> **TASK INSTRUCTIONS**
Return every entry exactly as written.

> **STORED ROWS**
START

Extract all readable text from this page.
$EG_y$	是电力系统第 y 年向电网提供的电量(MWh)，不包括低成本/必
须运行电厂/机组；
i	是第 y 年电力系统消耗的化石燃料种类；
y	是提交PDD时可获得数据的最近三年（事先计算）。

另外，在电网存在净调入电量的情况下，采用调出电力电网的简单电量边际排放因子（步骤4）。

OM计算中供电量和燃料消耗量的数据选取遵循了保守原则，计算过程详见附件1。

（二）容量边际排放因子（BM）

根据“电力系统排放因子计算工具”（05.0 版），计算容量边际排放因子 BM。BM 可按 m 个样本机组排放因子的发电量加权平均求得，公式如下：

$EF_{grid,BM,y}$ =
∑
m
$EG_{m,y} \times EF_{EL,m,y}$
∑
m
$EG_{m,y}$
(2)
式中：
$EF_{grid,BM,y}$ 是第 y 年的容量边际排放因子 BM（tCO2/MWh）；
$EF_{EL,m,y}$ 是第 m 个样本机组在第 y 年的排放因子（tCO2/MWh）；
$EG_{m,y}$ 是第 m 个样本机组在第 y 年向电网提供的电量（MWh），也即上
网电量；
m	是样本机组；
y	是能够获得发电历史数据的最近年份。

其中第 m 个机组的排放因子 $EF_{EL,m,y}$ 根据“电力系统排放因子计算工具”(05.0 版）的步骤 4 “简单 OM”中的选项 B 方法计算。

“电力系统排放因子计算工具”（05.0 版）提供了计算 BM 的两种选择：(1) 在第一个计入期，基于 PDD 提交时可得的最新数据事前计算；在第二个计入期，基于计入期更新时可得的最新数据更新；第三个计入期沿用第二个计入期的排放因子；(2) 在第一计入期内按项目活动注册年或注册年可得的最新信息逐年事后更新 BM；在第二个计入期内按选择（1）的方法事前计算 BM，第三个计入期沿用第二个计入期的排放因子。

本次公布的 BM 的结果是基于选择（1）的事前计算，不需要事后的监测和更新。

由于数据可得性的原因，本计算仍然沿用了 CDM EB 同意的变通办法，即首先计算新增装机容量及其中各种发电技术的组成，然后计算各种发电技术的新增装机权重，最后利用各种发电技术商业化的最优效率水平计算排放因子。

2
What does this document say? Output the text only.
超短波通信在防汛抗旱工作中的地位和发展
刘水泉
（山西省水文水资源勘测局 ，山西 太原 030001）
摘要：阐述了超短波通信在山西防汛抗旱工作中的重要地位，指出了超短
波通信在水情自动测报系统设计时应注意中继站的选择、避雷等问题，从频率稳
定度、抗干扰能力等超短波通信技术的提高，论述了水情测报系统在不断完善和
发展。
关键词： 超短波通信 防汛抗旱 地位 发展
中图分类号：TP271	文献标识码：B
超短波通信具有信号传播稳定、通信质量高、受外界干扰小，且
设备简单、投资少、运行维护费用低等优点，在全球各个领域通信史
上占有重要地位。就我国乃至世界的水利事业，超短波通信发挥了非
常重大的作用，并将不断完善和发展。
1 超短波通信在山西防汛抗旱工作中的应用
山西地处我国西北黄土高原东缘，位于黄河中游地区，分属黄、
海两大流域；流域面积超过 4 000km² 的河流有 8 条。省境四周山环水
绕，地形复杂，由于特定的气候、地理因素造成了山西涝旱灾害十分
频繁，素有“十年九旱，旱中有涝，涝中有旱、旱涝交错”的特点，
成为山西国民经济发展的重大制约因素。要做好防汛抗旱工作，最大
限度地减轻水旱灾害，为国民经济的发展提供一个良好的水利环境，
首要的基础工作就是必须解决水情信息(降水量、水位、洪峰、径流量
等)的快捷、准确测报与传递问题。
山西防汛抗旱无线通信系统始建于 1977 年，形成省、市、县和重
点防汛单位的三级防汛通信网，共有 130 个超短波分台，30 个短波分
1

END

> **SOLUTION TO THE EXERCISE**
Extract all readable text from this page.
$EG_y$	是电力系统第 y 年向电网提供的电量(MWh)，不包括低成本/必
须运行电厂/机组；
i	是第 y 年电力系统消耗的化石燃料种类；
y	是提交PDD时可获得数据的最近三年（事先计算）。

另外，在电网存在净调入电量的情况下，采用调出电力电网的简单电量边际排放因子（步骤4）。

OM计算中供电量和燃料消耗量的数据选取遵循了保守原则，计算过程详见附件1。

（二）容量边际排放因子（BM）

根据“电力系统排放因子计算工具”（05.0 版），计算容量边际排放因子 BM。BM 可按 m 个样本机组排放因子的发电量加权平均求得，公式如下：

$EF_{grid,BM,y}$ =
∑
m
$EG_{m,y} \times EF_{EL,m,y}$
∑
m
$EG_{m,y}$
(2)
式中：
$EF_{grid,BM,y}$ 是第 y 年的容量边际排放因子 BM（tCO2/MWh）；
$EF_{EL,m,y}$ 是第 m 个样本机组在第 y 年的排放因子（tCO2/MWh）；
$EG_{m,y}$ 是第 m 个样本机组在第 y 年向电网提供的电量（MWh），也即上
网电量；
m	是样本机组；
y	是能够获得发电历史数据的最近年份。

其中第 m 个机组的排放因子 $EF_{EL,m,y}$ 根据“电力系统排放因子计算工具”(05.0 版）的步骤 4 “简单 OM”中的选项 B 方法计算。

“电力系统排放因子计算工具”（05.0 版）提供了计算 BM 的两种选择：(1) 在第一个计入期，基于 PDD 提交时可得的最新数据事前计算；在第二个计入期，基于计入期更新时可得的最新数据更新；第三个计入期沿用第二个计入期的排放因子；(2) 在第一计入期内按项目活动注册年或注册年可得的最新信息逐年事后更新 BM；在第二个计入期内按选择（1）的方法事前计算 BM，第三个计入期沿用第二个计入期的排放因子。

本次公布的 BM 的结果是基于选择（1）的事前计算，不需要事后的监测和更新。

由于数据可得性的原因，本计算仍然沿用了 CDM EB 同意的变通办法，即首先计算新增装机容量及其中各种发电技术的组成，然后计算各种发电技术的新增装机权重，最后利用各种发电技术商业化的最优效率水平计算排放因子。

2
What does this document say? Output the text only.
超短波通信在防汛抗旱工作中的地位和发展
刘水泉
（山西省水文水资源勘测局 ，山西 太原 030001）
摘要：阐述了超短波通信在山西防汛抗旱工作中的重要地位，指出了超短
波通信在水情自动测报系统设计时应注意中继站的选择、避雷等问题，从频率稳
定度、抗干扰能力等超短波通信技术的提高，论述了水情测报系统在不断完善和
发展。
关键词： 超短波通信 防汛抗旱 地位 发展
中图分类号：TP271	文献标识码：B
超短波通信具有信号传播稳定、通信质量高、受外界干扰小，且
设备简单、投资少、运行维护费用低等优点，在全球各个领域通信史
上占有重要地位。就我国乃至世界的水利事业，超短波通信发挥了非
常重大的作用，并将不断完善和发展。
1 超短波通信在山西防汛抗旱工作中的应用
山西地处我国西北黄土高原东缘，位于黄河中游地区，分属黄、
海两大流域；流域面积超过 4 000km² 的河流有 8 条。省境四周山环水
绕，地形复杂，由于特定的气候、地理因素造成了山西涝旱灾害十分
频繁，素有“十年九旱，旱中有涝，涝中有旱、旱涝交错”的特点，
成为山西国民经济发展的重大制约因素。要做好防汛抗旱工作，最大
限度地减轻水旱灾害，为国民经济的发展提供一个良好的水利环境，
首要的基础工作就是必须解决水情信息(降水量、水位、洪峰、径流量
等)的快捷、准确测报与传递问题。
山西防汛抗旱无线通信系统始建于 1977 年，形成省、市、县和重
点防汛单位的三级防汛通信网，共有 130 个超短波分台，30 个短波分
1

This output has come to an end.